Go through the entries below and copy each line containing the word "压强不断减小".

##### Exercise material #####

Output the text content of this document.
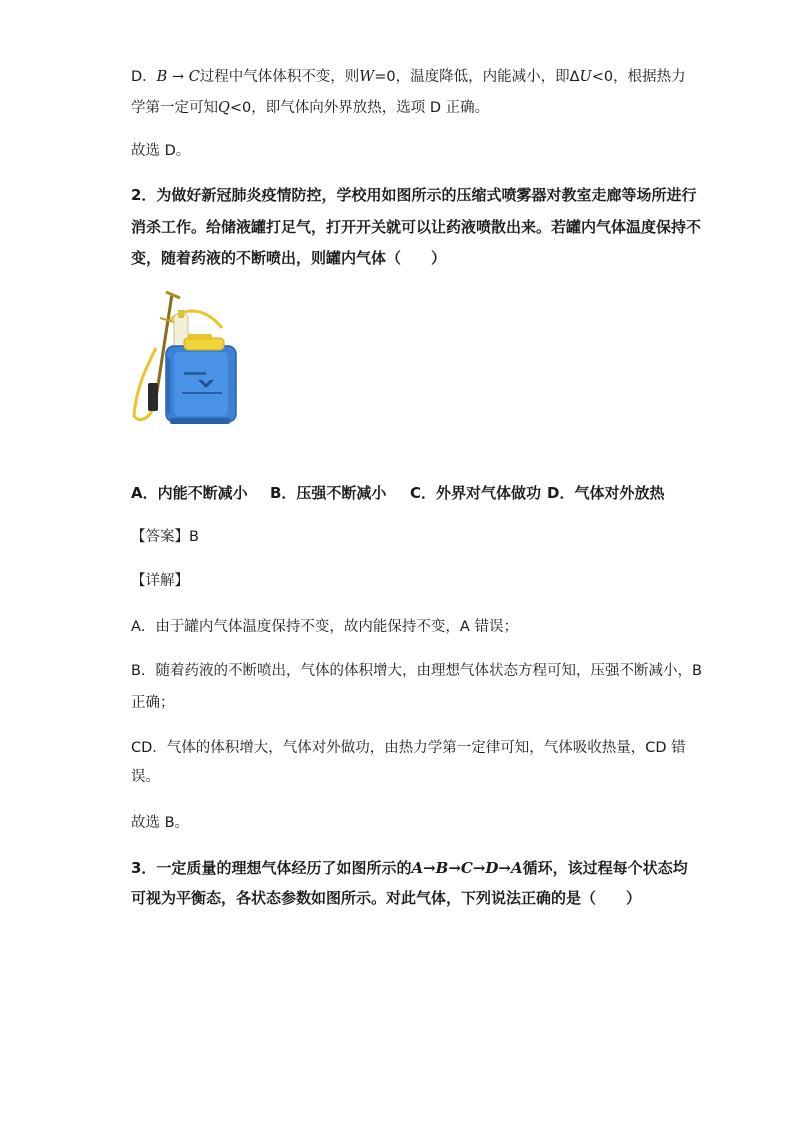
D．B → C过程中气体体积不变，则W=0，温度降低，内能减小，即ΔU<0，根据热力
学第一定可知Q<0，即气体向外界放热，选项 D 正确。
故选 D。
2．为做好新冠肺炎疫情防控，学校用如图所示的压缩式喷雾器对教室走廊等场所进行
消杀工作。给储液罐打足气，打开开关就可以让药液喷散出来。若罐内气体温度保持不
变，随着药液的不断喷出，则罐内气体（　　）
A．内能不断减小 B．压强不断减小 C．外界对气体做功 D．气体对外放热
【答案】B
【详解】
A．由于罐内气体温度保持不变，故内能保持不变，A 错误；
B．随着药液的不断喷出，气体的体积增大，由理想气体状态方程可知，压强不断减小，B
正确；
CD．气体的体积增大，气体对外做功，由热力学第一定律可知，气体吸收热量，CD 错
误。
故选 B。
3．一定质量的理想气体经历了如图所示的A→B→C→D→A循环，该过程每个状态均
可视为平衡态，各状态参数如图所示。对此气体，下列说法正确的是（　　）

#####
##### Exercise material #####

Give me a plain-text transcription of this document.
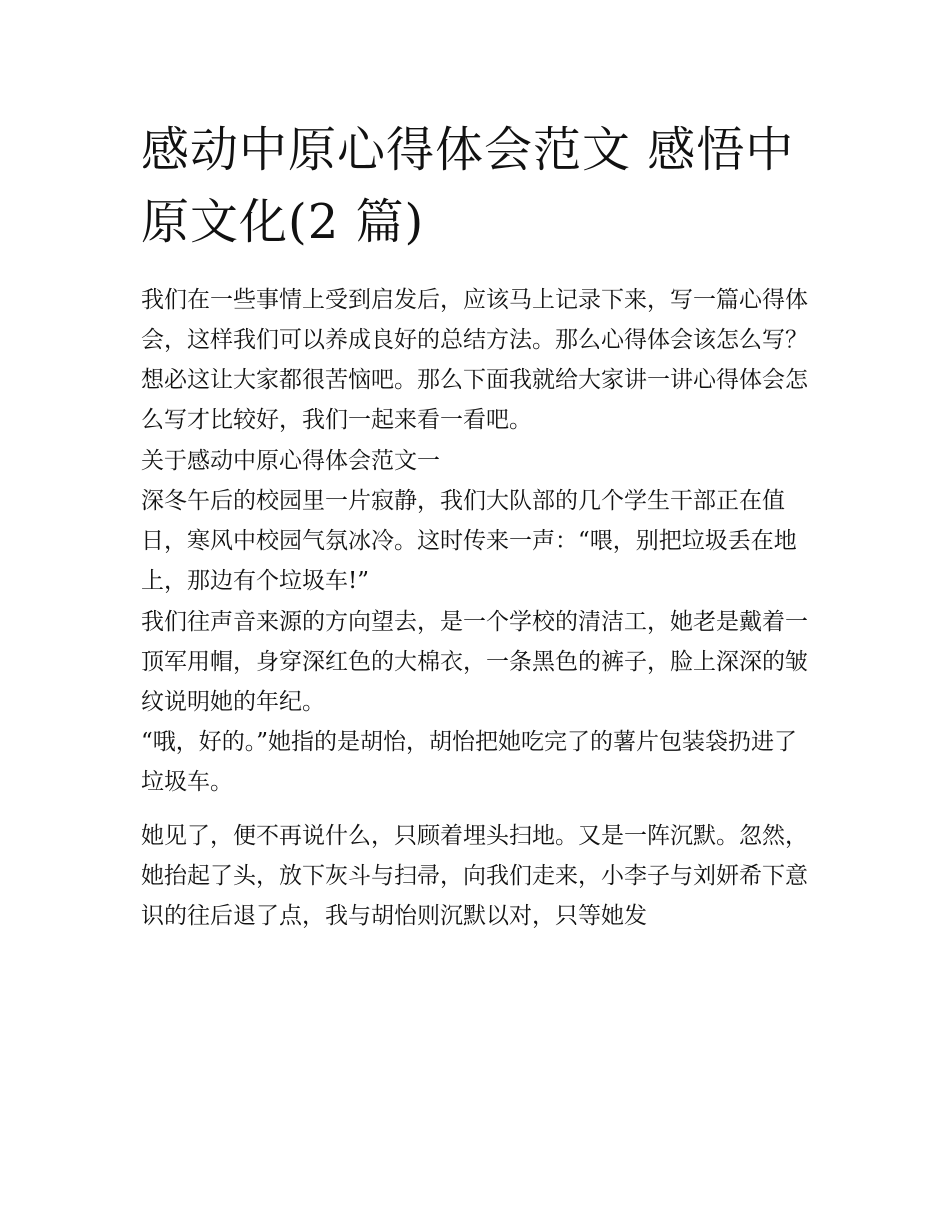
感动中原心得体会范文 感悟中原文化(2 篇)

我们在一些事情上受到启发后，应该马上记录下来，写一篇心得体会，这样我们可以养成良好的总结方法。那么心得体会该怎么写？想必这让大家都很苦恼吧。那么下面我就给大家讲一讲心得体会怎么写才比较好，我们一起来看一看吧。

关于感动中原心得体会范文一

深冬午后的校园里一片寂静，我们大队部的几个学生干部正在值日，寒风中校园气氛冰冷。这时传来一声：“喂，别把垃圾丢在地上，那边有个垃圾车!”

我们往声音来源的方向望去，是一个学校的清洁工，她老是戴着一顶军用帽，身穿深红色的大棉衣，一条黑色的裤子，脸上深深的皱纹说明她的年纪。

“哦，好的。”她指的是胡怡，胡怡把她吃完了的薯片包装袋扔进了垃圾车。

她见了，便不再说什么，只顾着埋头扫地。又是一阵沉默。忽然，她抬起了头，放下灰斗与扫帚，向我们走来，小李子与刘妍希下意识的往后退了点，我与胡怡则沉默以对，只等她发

#####

(Expected output)
A．内能不断减小 B．压强不断减小 C．外界对气体做功 D．气体对外放热
B．随着药液的不断喷出，气体的体积增大，由理想气体状态方程可知，压强不断减小，B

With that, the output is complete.